BRIEF.
Repeat exactly, and only, the lines from the one containing "Give me the" through the end of the records.

======== AVAILABLE RECORDS ========

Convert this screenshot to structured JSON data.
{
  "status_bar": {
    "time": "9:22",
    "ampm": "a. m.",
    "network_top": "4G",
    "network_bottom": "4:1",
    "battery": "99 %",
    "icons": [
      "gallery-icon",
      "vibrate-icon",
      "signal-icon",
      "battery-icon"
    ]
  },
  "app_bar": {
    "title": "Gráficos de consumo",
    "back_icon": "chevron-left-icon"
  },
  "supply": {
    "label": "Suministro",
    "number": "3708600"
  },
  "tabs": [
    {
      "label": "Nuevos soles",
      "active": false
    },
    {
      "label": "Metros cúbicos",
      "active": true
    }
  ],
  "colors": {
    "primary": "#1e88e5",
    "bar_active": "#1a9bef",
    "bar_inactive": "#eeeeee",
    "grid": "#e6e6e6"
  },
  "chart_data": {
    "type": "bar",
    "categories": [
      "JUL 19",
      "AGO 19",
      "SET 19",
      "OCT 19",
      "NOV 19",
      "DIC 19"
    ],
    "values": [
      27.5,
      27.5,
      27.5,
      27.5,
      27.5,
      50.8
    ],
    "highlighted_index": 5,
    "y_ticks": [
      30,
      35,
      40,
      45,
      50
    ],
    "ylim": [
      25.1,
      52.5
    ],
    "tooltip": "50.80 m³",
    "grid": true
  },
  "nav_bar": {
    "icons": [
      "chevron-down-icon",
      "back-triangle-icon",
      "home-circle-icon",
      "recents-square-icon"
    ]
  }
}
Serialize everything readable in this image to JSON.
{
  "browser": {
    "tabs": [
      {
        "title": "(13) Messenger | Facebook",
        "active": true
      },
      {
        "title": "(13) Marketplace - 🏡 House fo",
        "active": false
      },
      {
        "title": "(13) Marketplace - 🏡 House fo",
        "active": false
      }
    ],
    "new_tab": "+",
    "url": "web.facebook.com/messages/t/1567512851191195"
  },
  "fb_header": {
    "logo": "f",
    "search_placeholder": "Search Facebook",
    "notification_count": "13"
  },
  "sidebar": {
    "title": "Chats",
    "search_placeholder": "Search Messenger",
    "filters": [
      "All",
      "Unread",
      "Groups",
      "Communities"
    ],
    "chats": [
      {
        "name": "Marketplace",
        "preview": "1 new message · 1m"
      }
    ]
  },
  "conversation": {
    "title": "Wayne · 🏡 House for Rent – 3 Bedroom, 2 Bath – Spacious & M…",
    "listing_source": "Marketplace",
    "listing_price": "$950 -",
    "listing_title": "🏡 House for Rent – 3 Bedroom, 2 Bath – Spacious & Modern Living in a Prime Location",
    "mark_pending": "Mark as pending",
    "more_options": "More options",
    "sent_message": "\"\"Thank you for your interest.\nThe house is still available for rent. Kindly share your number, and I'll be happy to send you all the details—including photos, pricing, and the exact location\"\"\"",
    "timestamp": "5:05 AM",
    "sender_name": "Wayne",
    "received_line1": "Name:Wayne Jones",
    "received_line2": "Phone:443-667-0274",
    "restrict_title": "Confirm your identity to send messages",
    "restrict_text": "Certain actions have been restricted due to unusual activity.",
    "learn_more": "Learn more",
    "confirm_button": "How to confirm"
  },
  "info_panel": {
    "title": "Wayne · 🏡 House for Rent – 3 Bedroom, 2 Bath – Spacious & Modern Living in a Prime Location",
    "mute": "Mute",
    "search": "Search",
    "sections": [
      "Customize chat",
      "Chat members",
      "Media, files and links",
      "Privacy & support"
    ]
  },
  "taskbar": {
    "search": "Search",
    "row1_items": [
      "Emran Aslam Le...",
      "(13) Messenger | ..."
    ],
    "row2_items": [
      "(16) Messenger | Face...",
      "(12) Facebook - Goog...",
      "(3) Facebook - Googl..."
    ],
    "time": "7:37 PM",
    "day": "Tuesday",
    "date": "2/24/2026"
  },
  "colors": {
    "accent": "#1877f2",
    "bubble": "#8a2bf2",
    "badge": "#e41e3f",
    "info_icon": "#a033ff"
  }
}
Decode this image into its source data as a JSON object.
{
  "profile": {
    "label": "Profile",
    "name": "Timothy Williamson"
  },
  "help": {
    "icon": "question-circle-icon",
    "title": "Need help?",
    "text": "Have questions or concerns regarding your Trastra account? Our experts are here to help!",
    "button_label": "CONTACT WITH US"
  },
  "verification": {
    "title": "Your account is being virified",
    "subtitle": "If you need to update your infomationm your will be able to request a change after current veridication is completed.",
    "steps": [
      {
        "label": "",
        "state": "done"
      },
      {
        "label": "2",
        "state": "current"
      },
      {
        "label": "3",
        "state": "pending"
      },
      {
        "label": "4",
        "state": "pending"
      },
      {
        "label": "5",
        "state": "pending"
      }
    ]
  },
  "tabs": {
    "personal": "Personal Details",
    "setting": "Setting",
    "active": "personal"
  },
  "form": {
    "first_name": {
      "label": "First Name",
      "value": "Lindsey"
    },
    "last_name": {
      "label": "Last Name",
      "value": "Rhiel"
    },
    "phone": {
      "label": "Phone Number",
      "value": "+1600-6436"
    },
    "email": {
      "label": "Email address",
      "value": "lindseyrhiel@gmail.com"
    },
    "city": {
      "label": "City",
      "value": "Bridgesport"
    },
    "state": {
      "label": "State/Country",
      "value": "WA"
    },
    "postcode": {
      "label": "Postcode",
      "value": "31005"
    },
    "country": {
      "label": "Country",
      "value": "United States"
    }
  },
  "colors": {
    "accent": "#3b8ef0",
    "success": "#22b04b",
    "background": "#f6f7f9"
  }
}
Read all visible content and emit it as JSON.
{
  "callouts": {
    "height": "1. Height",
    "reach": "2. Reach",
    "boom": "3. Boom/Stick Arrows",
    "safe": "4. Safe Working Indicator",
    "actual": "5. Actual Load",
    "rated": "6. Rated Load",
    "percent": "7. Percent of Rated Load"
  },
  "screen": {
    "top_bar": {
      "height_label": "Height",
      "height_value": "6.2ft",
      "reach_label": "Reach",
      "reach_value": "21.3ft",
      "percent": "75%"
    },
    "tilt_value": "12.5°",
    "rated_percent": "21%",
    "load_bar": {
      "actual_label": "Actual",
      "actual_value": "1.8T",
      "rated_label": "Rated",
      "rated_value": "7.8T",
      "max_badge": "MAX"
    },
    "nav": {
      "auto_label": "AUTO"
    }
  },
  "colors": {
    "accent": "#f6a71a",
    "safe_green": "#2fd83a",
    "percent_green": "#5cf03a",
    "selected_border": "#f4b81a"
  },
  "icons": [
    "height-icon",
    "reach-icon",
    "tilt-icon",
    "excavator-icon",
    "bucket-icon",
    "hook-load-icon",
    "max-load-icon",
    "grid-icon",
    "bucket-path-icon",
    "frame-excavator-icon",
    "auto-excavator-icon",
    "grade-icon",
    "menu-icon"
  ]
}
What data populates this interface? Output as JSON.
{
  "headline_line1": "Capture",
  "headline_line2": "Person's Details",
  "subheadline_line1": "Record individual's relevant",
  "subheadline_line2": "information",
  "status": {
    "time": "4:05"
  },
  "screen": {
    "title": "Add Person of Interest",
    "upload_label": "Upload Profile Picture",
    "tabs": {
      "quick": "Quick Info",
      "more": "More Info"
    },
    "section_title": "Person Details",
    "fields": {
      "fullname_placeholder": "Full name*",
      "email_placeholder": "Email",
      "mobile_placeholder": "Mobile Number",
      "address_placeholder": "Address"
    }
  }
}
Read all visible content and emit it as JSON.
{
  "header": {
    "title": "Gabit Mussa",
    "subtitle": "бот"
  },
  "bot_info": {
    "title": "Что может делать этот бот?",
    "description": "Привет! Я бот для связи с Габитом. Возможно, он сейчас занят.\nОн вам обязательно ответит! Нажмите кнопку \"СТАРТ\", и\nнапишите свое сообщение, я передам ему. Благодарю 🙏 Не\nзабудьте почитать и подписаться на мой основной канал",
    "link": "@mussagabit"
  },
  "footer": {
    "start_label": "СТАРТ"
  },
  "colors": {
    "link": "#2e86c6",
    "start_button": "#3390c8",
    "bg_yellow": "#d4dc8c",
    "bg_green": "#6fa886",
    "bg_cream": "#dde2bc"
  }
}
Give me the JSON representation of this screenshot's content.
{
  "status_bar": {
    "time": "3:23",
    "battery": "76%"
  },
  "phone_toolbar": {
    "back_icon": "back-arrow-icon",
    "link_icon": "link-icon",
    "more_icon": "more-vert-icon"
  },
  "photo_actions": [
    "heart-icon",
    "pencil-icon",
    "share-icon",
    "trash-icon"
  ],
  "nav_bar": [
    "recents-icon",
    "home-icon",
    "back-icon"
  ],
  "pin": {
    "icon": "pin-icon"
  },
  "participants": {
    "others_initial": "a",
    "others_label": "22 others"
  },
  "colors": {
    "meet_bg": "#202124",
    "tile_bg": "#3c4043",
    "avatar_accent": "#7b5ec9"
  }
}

========

THE RESPONSE.
Give me the JSON representation of this screenshot's content.
{
  "status_bar": {
    "time": "3:23",
    "battery": "76%"
  },
  "phone_toolbar": {
    "back_icon": "back-arrow-icon",
    "link_icon": "link-icon",
    "more_icon": "more-vert-icon"
  },
  "photo_actions": [
    "heart-icon",
    "pencil-icon",
    "share-icon",
    "trash-icon"
  ],
  "nav_bar": [
    "recents-icon",
    "home-icon",
    "back-icon"
  ],
  "pin": {
    "icon": "pin-icon"
  },
  "participants": {
    "others_initial": "a",
    "others_label": "22 others"
  },
  "colors": {
    "meet_bg": "#202124",
    "tile_bg": "#3c4043",
    "avatar_accent": "#7b5ec9"
  }
}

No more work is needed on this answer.